• **TASK PROMPT**: Copy the part of the records that opens with the line containing "What elements are" and closes with the line containing "header-divider-top bbox=[188, 179, 1153, 180]", character for character. Leave the pictures out of your copy.

• **PROVIDED INFORMATION**:
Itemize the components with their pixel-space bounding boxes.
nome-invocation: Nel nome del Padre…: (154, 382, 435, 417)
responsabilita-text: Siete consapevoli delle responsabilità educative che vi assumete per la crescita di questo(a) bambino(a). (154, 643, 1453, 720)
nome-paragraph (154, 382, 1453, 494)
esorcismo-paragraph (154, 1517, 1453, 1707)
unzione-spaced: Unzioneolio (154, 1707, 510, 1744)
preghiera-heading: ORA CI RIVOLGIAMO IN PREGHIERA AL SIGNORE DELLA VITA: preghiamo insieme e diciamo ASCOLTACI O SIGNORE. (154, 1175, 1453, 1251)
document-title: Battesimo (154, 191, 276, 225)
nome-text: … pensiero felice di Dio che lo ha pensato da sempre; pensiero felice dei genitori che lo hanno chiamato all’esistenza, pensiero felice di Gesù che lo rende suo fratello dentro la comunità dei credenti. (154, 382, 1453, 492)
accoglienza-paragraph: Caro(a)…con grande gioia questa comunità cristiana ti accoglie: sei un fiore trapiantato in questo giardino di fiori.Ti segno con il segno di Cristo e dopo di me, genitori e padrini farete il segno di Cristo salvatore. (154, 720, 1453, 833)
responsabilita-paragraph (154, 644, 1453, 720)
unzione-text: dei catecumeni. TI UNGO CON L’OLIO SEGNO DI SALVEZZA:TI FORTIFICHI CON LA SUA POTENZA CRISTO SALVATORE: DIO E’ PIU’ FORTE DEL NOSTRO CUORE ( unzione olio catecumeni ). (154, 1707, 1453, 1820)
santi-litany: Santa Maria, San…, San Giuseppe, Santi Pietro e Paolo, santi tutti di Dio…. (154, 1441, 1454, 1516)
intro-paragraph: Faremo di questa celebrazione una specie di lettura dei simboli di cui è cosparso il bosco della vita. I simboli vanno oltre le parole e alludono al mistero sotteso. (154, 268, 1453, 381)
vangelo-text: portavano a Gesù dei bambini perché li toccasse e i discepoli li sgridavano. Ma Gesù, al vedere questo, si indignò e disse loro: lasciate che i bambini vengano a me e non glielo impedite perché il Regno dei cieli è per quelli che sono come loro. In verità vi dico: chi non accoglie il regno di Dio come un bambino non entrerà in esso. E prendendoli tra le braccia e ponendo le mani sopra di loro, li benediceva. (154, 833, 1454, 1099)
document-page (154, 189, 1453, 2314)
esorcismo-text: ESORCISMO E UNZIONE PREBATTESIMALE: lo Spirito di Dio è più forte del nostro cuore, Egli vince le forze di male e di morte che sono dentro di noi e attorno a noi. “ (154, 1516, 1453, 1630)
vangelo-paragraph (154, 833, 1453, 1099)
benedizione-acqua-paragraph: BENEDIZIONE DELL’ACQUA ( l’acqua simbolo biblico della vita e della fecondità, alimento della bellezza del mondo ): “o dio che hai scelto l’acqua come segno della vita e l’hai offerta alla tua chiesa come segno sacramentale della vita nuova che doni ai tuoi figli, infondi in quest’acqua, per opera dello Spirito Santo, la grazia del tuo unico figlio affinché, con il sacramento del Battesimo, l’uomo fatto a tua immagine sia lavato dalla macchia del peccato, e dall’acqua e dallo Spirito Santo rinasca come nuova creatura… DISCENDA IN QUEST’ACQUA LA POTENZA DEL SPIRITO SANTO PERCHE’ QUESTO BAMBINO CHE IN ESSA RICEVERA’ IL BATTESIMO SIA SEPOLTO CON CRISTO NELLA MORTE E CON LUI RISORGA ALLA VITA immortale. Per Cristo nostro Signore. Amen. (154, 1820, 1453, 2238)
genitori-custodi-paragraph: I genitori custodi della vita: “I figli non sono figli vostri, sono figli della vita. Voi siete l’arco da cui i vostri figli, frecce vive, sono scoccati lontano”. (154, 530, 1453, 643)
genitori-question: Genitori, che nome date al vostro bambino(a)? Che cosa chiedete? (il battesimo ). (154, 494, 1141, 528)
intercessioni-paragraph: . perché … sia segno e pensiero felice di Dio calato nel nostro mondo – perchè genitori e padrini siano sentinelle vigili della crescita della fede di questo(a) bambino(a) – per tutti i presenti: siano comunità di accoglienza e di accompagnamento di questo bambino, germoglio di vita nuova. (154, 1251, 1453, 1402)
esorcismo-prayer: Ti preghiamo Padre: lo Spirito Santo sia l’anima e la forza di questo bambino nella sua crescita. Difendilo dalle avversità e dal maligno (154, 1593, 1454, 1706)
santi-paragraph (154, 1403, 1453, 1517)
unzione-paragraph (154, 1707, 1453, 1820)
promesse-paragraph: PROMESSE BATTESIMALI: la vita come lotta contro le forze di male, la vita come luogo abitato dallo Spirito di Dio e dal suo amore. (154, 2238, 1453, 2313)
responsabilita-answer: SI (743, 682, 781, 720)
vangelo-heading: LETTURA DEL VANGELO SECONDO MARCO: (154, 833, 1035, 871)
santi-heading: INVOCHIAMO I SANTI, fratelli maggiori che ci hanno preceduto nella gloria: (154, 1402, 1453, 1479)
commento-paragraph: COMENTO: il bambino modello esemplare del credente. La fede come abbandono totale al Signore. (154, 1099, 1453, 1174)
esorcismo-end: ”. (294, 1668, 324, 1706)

--

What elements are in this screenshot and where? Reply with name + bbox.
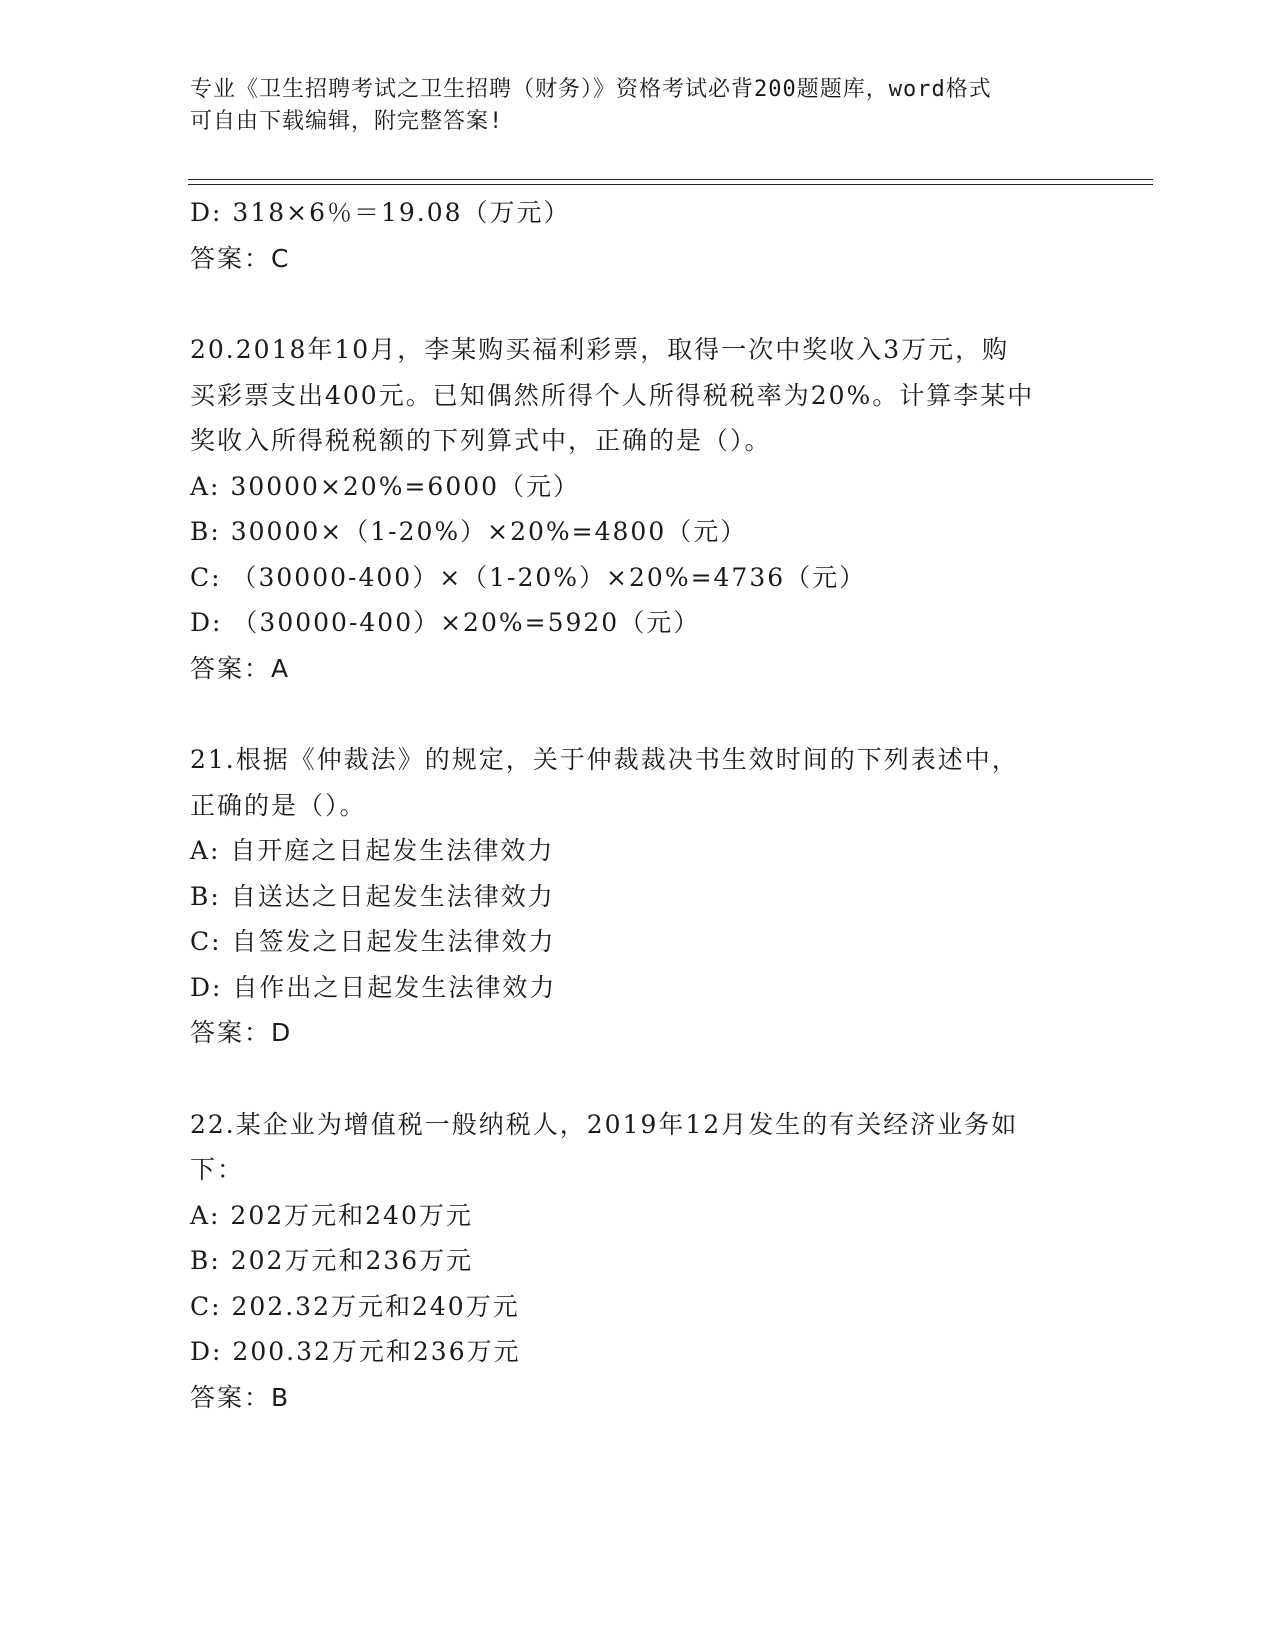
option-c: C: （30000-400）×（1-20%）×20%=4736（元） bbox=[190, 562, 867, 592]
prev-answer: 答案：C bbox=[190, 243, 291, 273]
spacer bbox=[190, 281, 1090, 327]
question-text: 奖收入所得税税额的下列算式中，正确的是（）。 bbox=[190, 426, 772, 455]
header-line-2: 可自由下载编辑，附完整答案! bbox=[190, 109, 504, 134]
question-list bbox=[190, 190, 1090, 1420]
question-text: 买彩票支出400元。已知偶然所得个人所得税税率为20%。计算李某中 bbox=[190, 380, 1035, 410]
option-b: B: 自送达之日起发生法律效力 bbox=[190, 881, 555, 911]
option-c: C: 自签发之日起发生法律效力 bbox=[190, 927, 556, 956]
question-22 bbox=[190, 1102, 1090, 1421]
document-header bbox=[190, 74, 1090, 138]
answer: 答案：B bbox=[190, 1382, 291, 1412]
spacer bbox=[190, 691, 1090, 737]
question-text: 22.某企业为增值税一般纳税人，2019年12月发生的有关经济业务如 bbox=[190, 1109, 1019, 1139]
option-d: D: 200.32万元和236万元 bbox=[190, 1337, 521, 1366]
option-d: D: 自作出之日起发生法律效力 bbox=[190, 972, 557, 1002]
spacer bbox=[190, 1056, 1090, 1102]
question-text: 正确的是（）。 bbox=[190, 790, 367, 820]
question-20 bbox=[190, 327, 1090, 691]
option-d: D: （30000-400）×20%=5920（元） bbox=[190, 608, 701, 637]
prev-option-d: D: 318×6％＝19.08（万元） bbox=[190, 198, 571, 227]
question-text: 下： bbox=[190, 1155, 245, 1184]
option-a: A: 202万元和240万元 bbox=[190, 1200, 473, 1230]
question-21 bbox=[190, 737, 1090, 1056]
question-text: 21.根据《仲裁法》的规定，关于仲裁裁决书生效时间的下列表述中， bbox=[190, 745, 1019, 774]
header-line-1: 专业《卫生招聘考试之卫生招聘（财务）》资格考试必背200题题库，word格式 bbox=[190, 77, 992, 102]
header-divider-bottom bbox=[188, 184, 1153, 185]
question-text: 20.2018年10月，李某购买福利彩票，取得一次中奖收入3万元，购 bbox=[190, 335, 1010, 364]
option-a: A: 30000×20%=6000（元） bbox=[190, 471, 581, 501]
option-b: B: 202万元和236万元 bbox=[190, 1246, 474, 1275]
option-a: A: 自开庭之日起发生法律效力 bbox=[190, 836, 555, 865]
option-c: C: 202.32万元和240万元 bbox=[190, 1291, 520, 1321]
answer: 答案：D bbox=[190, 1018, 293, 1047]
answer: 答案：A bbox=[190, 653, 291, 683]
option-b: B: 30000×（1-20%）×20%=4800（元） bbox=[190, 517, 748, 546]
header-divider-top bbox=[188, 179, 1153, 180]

• **OUTPUT OF THE TASK**:
What elements are in this screenshot and where? Reply with name + bbox.
option-c: C: （30000-400）×（1-20%）×20%=4736（元） bbox=[190, 562, 867, 592]
prev-answer: 答案：C bbox=[190, 243, 291, 273]
spacer bbox=[190, 281, 1090, 327]
question-text: 奖收入所得税税额的下列算式中，正确的是（）。 bbox=[190, 426, 772, 455]
header-line-2: 可自由下载编辑，附完整答案! bbox=[190, 109, 504, 134]
question-list bbox=[190, 190, 1090, 1420]
question-text: 买彩票支出400元。已知偶然所得个人所得税税率为20%。计算李某中 bbox=[190, 380, 1035, 410]
option-b: B: 自送达之日起发生法律效力 bbox=[190, 881, 555, 911]
option-c: C: 自签发之日起发生法律效力 bbox=[190, 927, 556, 956]
question-22 bbox=[190, 1102, 1090, 1421]
document-header bbox=[190, 74, 1090, 138]
answer: 答案：B bbox=[190, 1382, 291, 1412]
spacer bbox=[190, 691, 1090, 737]
question-text: 22.某企业为增值税一般纳税人，2019年12月发生的有关经济业务如 bbox=[190, 1109, 1019, 1139]
option-d: D: 200.32万元和236万元 bbox=[190, 1337, 521, 1366]
option-d: D: 自作出之日起发生法律效力 bbox=[190, 972, 557, 1002]
spacer bbox=[190, 1056, 1090, 1102]
question-text: 正确的是（）。 bbox=[190, 790, 367, 820]
question-20 bbox=[190, 327, 1090, 691]
option-d: D: （30000-400）×20%=5920（元） bbox=[190, 608, 701, 637]
prev-option-d: D: 318×6％＝19.08（万元） bbox=[190, 198, 571, 227]
question-text: 下： bbox=[190, 1155, 245, 1184]
option-a: A: 202万元和240万元 bbox=[190, 1200, 473, 1230]
question-21 bbox=[190, 737, 1090, 1056]
question-text: 21.根据《仲裁法》的规定，关于仲裁裁决书生效时间的下列表述中， bbox=[190, 745, 1019, 774]
header-line-1: 专业《卫生招聘考试之卫生招聘（财务）》资格考试必背200题题库，word格式 bbox=[190, 77, 992, 102]
header-divider-bottom bbox=[188, 184, 1153, 185]
question-text: 20.2018年10月，李某购买福利彩票，取得一次中奖收入3万元，购 bbox=[190, 335, 1010, 364]
option-a: A: 30000×20%=6000（元） bbox=[190, 471, 581, 501]
option-b: B: 202万元和236万元 bbox=[190, 1246, 474, 1275]
option-a: A: 自开庭之日起发生法律效力 bbox=[190, 836, 555, 865]
option-c: C: 202.32万元和240万元 bbox=[190, 1291, 520, 1321]
answer: 答案：D bbox=[190, 1018, 293, 1047]
answer: 答案：A bbox=[190, 653, 291, 683]
option-b: B: 30000×（1-20%）×20%=4800（元） bbox=[190, 517, 748, 546]
header-divider-top bbox=[188, 179, 1153, 180]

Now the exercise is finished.